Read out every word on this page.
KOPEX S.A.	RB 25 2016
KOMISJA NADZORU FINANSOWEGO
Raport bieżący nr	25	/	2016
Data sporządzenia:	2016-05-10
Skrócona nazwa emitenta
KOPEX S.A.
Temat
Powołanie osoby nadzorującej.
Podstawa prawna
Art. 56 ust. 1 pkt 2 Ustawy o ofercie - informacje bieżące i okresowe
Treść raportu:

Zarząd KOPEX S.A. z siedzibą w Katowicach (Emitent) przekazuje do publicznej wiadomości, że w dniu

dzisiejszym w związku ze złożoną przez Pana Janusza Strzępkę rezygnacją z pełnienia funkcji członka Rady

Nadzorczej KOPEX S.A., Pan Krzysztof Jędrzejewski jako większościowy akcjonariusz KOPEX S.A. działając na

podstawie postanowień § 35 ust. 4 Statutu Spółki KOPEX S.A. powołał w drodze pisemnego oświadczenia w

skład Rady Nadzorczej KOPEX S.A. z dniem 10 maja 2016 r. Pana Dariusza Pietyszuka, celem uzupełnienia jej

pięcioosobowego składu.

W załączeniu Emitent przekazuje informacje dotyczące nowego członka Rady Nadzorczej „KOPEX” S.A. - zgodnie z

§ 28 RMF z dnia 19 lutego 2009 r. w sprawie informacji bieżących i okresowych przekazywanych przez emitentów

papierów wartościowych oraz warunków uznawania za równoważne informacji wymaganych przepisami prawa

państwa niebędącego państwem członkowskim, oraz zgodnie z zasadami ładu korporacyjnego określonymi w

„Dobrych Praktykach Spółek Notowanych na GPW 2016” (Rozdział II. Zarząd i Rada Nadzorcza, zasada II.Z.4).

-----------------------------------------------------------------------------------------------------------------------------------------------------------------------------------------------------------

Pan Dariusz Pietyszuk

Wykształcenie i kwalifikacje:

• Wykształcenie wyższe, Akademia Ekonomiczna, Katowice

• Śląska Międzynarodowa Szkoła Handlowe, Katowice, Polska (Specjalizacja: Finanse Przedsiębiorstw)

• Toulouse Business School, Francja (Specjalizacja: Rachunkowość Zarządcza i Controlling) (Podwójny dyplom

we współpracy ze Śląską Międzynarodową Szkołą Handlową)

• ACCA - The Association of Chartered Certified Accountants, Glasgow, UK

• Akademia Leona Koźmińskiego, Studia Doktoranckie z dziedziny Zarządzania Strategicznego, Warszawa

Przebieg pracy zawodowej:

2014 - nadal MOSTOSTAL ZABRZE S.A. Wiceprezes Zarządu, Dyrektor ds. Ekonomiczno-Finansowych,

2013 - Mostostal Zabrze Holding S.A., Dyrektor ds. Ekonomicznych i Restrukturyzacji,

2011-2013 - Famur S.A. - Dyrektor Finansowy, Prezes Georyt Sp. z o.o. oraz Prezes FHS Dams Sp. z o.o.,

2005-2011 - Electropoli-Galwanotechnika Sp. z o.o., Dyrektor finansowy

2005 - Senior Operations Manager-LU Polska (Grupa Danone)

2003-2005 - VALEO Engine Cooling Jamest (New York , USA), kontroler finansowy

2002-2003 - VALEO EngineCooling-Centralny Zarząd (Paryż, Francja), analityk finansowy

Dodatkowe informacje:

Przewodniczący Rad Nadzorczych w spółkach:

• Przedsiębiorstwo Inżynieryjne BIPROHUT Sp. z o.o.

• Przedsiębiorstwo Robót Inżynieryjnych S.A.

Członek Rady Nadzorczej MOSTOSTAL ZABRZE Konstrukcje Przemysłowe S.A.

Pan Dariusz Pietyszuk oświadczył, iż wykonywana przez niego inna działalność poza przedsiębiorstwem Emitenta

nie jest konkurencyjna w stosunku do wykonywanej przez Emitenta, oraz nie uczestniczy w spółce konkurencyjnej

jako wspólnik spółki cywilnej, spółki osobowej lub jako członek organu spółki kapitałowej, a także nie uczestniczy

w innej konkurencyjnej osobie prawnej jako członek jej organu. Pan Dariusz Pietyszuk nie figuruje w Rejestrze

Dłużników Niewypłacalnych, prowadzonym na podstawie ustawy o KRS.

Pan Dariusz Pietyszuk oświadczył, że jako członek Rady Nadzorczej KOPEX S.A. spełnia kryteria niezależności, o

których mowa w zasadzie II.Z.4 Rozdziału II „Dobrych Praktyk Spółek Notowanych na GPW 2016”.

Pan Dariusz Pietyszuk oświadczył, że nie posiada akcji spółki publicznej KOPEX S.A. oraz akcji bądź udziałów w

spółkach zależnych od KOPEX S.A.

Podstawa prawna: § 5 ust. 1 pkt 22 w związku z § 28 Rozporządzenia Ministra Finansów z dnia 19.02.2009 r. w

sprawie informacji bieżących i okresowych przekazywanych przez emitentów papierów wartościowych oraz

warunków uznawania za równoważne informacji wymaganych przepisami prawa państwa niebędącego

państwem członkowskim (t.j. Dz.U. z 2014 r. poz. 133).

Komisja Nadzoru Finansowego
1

——

# SHORT EXERCISE
Scan the listing above and identify each line holding the string "państwem"; copy every such line.

# EXERCISE RESPONSE
państwa niebędącego państwem członkowskim, oraz zgodnie z zasadami ładu korporacyjnego określonymi w
państwem członkowskim (t.j. Dz.U. z 2014 r. poz. 133).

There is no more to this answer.